Some records:
/---
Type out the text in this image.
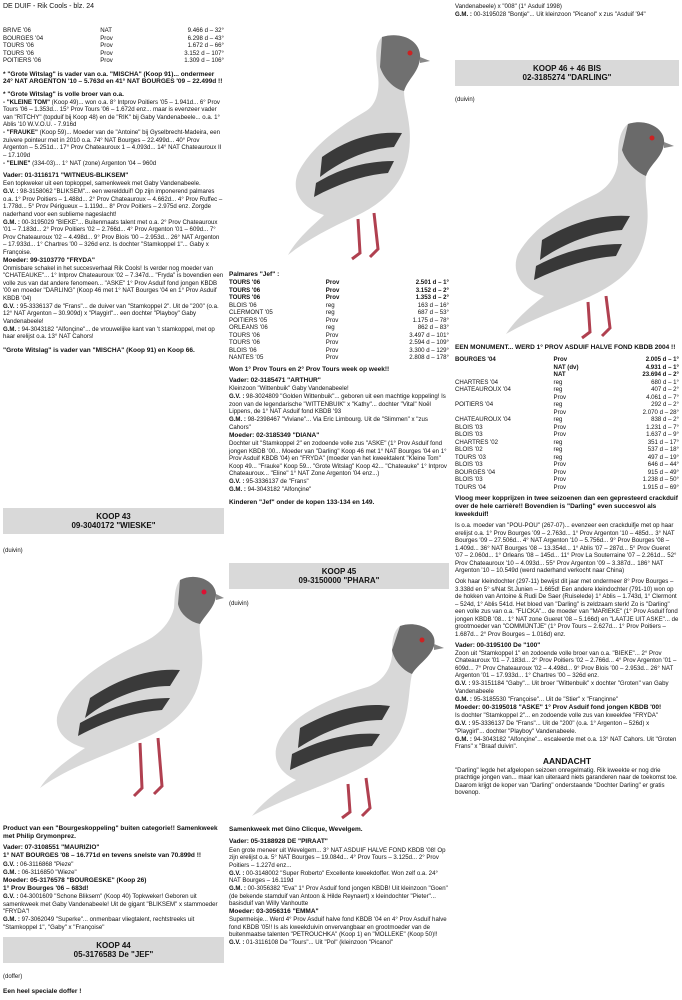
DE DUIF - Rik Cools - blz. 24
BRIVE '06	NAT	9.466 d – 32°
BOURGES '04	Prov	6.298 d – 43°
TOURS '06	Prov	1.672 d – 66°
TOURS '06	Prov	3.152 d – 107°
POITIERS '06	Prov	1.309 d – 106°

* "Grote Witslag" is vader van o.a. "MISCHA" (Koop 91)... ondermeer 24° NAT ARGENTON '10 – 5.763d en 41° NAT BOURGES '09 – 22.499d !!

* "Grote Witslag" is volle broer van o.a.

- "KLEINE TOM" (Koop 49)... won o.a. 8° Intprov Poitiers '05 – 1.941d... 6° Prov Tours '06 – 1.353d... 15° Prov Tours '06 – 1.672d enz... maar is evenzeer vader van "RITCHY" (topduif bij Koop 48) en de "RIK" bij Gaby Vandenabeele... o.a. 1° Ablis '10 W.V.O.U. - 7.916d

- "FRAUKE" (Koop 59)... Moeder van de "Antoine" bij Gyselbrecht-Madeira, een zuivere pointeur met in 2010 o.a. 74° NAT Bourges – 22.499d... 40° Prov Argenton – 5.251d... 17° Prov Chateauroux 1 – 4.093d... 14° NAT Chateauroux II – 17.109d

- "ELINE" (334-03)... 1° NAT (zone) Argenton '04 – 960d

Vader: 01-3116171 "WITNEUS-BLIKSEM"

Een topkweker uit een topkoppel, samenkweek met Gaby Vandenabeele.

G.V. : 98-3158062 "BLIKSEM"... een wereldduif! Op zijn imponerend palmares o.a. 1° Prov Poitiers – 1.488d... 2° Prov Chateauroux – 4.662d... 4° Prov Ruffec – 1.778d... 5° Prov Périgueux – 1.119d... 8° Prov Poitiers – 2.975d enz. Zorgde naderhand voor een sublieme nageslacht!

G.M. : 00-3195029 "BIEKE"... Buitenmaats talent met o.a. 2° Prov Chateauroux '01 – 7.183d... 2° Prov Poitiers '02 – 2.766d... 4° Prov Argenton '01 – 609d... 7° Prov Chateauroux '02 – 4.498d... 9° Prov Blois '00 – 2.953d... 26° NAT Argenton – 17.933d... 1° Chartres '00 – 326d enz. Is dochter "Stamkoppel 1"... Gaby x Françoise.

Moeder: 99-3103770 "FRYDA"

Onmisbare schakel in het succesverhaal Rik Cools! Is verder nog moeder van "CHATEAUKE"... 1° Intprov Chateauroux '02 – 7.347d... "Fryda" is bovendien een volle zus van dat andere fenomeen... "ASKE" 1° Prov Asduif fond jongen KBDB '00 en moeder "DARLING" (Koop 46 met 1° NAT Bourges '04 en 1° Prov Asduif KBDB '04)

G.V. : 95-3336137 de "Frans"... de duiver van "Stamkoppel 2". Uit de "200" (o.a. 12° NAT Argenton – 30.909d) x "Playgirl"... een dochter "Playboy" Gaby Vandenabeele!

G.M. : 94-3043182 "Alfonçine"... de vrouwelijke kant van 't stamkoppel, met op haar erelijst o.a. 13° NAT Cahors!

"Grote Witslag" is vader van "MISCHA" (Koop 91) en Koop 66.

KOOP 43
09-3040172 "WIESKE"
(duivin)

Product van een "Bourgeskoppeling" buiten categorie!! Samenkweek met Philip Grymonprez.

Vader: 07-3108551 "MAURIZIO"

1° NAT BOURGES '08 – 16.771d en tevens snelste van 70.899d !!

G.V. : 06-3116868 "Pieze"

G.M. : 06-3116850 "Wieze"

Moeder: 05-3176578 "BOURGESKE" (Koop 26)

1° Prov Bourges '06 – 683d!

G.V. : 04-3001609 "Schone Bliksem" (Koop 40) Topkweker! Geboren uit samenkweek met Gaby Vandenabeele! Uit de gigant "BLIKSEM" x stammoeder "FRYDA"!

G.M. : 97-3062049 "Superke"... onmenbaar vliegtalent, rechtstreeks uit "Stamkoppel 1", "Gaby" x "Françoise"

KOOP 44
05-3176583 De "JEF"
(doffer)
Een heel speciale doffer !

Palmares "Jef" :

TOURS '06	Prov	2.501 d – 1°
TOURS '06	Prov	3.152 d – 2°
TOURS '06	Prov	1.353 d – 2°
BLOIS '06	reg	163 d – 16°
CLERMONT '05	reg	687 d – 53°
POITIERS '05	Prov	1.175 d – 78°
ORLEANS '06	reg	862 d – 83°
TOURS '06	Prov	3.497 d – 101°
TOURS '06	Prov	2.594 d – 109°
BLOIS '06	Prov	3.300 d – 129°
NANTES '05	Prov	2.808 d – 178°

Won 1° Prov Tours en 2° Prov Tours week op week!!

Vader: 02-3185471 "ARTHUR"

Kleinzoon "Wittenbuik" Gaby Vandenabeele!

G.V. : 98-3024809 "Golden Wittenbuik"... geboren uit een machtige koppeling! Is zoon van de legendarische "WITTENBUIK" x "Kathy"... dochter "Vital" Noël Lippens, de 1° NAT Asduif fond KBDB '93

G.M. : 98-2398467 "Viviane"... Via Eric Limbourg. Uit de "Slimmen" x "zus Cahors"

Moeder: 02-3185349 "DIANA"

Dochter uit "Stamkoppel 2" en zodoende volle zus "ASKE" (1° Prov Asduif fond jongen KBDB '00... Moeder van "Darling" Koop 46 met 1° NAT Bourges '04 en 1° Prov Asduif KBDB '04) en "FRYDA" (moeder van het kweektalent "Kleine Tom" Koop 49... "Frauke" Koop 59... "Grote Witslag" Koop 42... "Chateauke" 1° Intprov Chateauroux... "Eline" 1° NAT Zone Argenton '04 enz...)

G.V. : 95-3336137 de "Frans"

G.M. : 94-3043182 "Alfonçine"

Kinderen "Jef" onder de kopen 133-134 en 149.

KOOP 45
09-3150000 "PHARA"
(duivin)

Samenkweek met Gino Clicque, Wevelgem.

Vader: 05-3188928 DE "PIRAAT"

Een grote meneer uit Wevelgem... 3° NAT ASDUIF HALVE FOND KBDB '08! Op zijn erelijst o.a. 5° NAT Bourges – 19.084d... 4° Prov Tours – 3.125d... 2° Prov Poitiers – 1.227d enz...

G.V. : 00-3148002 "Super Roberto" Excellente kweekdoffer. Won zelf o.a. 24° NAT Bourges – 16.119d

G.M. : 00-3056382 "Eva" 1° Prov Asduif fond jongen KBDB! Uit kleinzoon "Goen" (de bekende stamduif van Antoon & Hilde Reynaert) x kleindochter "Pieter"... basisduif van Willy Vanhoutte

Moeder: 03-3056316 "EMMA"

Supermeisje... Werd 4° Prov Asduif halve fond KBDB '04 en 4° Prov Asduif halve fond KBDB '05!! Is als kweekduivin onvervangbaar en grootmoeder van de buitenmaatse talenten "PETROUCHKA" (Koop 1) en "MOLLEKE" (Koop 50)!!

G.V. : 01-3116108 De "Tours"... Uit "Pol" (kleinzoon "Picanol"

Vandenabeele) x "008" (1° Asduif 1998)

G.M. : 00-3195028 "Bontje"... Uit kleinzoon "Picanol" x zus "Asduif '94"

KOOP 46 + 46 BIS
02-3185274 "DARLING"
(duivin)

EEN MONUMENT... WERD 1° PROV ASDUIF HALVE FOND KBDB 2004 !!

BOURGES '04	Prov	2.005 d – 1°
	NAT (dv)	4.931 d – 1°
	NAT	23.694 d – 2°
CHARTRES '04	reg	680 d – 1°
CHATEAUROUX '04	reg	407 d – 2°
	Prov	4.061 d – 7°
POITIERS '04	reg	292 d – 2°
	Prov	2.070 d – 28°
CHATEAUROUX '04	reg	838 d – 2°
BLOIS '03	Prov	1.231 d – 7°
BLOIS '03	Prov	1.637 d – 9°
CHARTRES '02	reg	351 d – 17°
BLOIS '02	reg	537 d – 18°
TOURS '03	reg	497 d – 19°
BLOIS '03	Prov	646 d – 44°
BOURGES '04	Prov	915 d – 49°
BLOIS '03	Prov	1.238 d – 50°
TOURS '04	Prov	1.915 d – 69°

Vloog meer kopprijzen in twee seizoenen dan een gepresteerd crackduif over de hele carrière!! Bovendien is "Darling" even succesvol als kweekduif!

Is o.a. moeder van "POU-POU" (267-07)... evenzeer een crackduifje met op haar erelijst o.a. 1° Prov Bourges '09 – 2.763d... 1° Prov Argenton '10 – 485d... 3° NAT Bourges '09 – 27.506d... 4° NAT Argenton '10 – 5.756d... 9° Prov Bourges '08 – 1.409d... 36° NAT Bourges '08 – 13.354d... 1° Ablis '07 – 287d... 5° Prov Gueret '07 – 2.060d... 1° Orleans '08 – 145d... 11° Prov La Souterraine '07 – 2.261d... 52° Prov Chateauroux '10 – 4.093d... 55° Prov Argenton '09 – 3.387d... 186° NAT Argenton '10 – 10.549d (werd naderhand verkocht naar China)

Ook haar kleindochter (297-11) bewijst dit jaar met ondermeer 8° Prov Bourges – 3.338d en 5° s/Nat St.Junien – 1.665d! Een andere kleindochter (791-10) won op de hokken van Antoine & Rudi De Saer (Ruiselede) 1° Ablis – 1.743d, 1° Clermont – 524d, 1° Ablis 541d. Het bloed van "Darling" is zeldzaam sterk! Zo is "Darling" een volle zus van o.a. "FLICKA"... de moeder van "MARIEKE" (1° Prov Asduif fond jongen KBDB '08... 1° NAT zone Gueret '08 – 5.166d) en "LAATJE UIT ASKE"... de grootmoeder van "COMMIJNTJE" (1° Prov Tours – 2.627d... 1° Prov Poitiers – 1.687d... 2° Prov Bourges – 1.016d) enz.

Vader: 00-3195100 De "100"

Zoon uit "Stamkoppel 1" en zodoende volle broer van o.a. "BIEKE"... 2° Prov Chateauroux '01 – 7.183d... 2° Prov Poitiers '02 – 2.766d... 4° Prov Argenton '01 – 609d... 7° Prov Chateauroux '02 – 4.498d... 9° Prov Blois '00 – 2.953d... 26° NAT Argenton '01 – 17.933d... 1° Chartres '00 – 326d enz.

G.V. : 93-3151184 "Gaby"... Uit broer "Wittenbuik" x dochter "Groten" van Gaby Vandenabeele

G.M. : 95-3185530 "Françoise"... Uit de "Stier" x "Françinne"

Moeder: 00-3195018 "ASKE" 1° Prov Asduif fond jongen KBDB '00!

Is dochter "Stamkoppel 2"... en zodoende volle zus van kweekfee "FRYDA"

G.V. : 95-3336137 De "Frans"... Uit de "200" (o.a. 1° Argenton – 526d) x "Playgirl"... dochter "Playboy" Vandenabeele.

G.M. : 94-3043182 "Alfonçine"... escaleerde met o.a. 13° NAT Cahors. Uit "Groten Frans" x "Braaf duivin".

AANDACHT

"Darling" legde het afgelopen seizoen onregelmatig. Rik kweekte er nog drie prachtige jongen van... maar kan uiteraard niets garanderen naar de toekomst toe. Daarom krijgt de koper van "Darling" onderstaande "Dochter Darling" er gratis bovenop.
\---
/---
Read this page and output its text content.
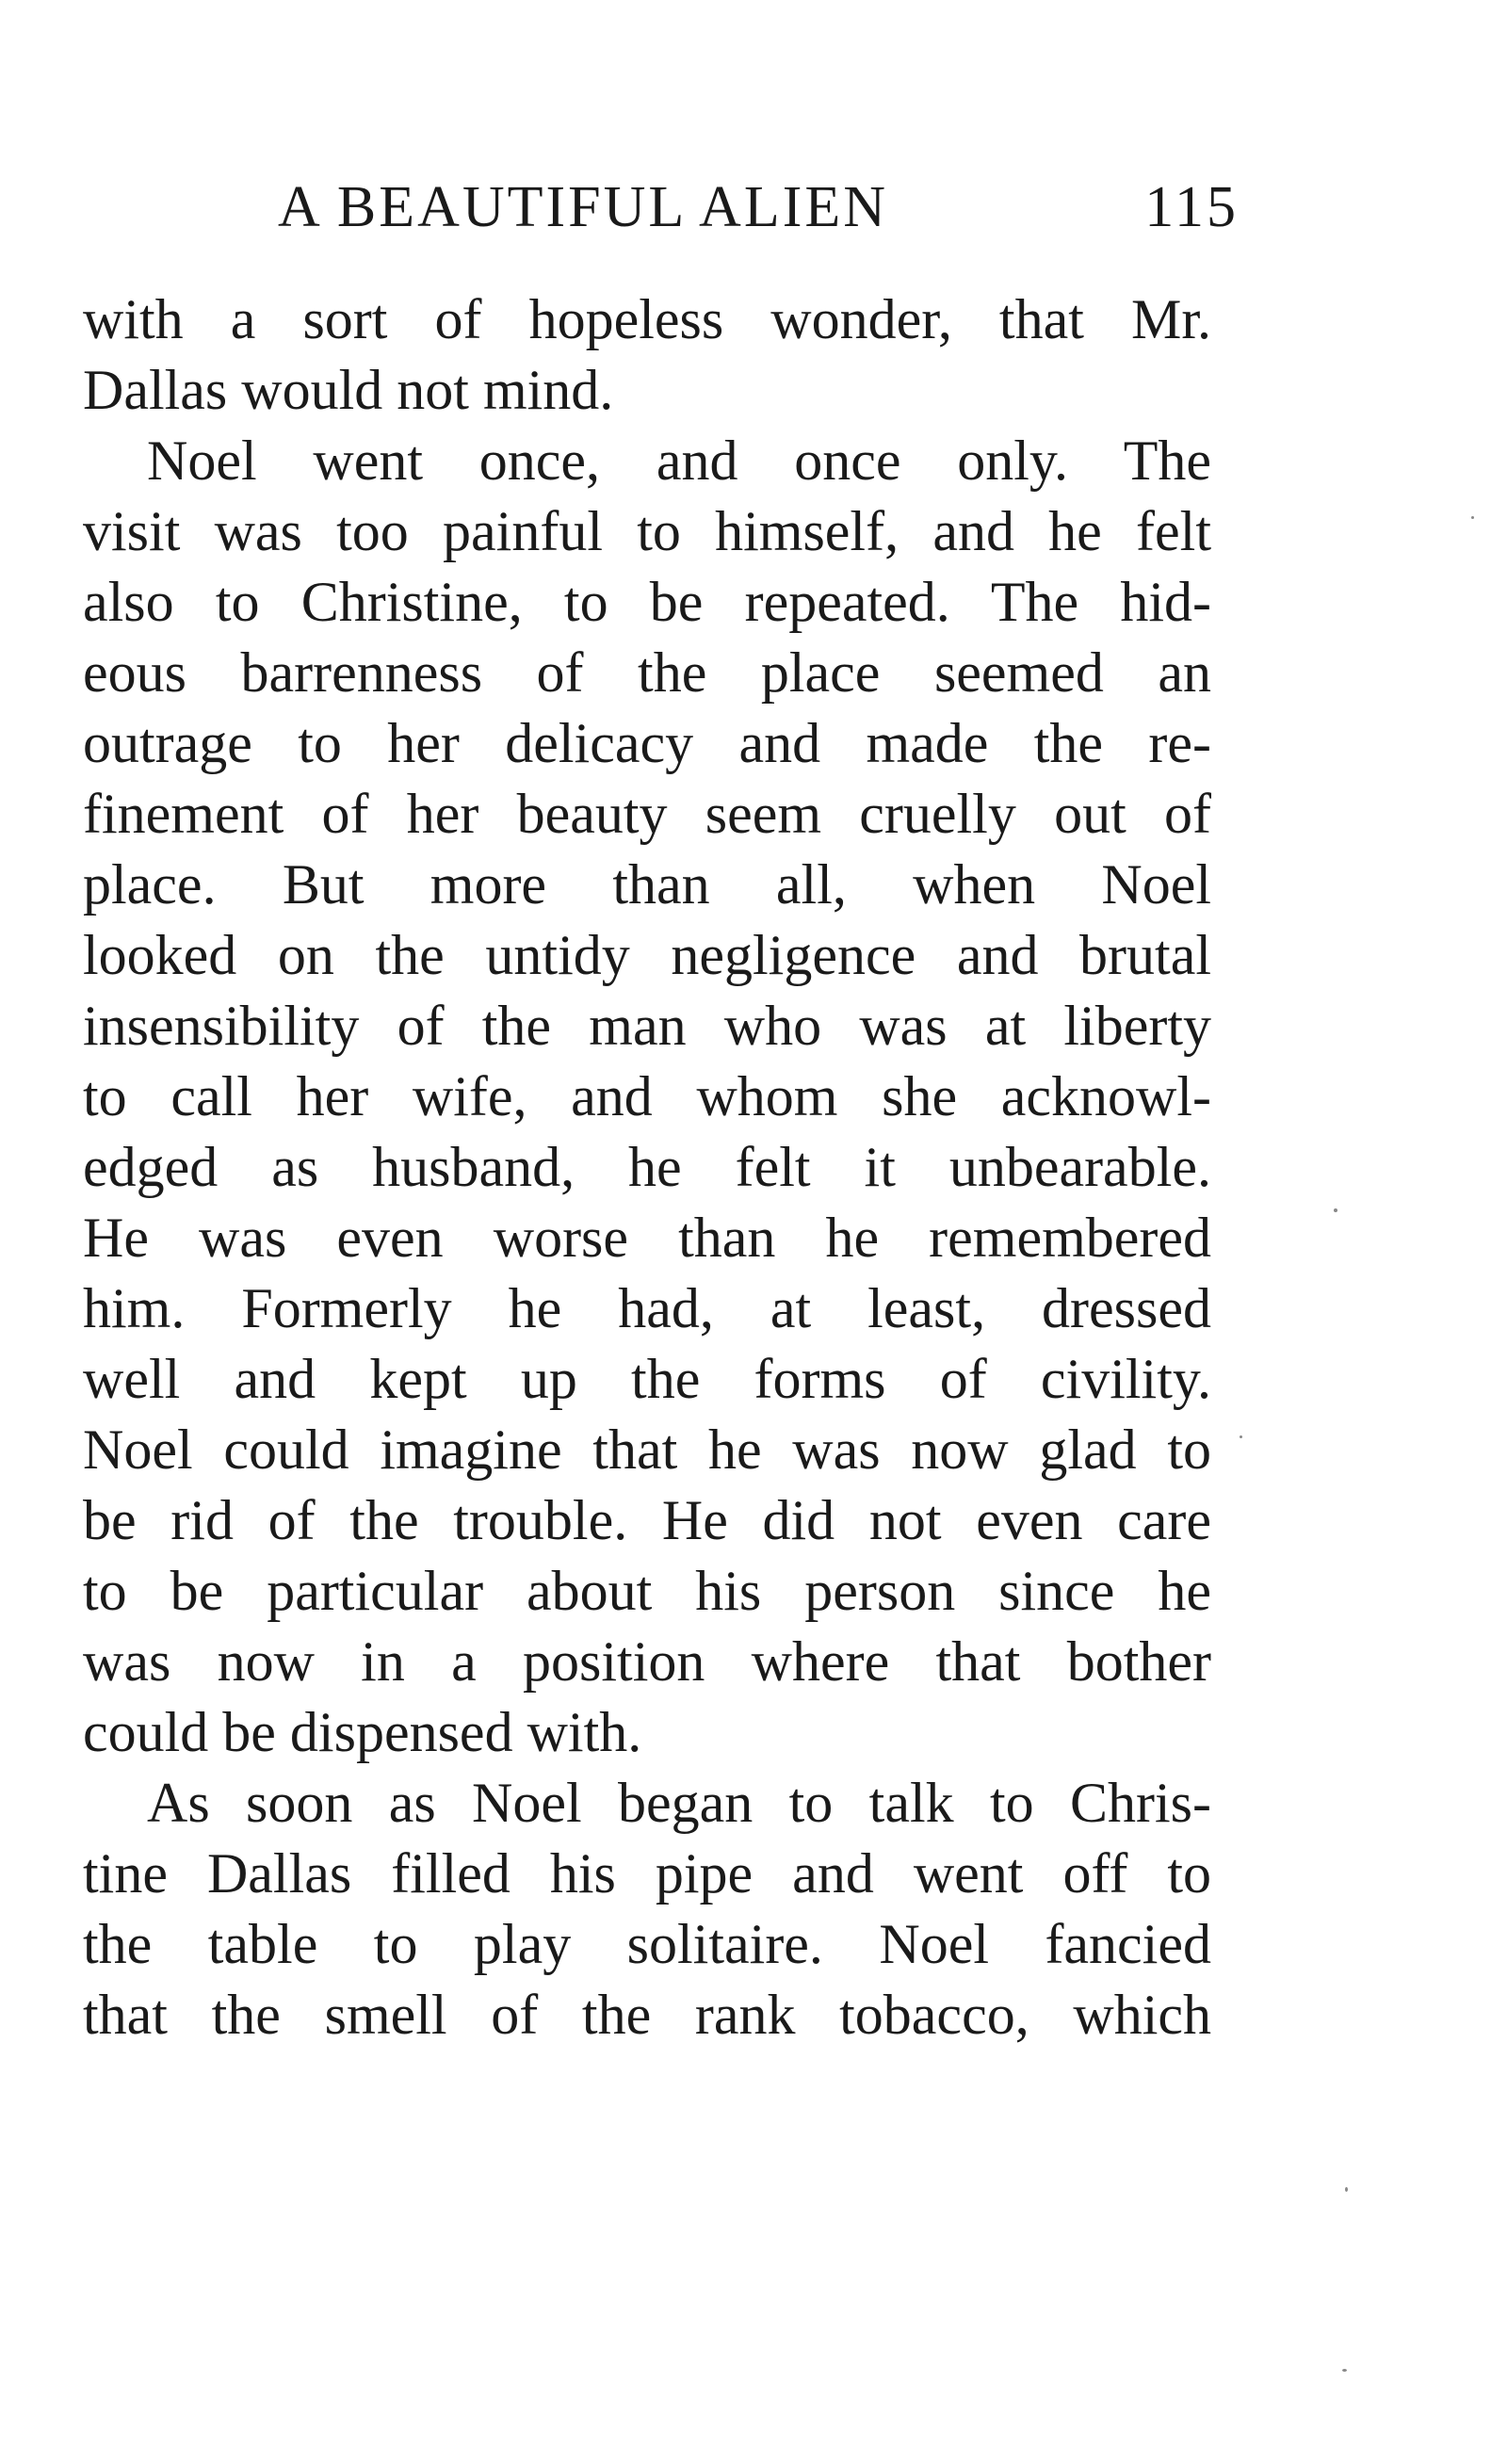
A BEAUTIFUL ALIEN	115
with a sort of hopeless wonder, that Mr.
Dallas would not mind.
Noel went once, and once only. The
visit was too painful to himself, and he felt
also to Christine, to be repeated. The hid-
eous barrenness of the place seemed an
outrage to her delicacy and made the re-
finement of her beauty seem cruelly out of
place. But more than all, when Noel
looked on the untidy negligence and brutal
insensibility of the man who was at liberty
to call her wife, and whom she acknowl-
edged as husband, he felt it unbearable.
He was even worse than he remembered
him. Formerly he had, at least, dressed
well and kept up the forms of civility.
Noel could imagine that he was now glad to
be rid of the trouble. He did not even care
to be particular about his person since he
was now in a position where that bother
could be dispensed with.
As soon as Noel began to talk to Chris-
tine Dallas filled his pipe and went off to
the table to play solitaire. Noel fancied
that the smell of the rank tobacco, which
\---
GIVEN EXERCISE:
Copy all lines of the listing above that contain the string "could".

FULL SOLUTION:
Noel could imagine that he was now glad to
could be dispensed with.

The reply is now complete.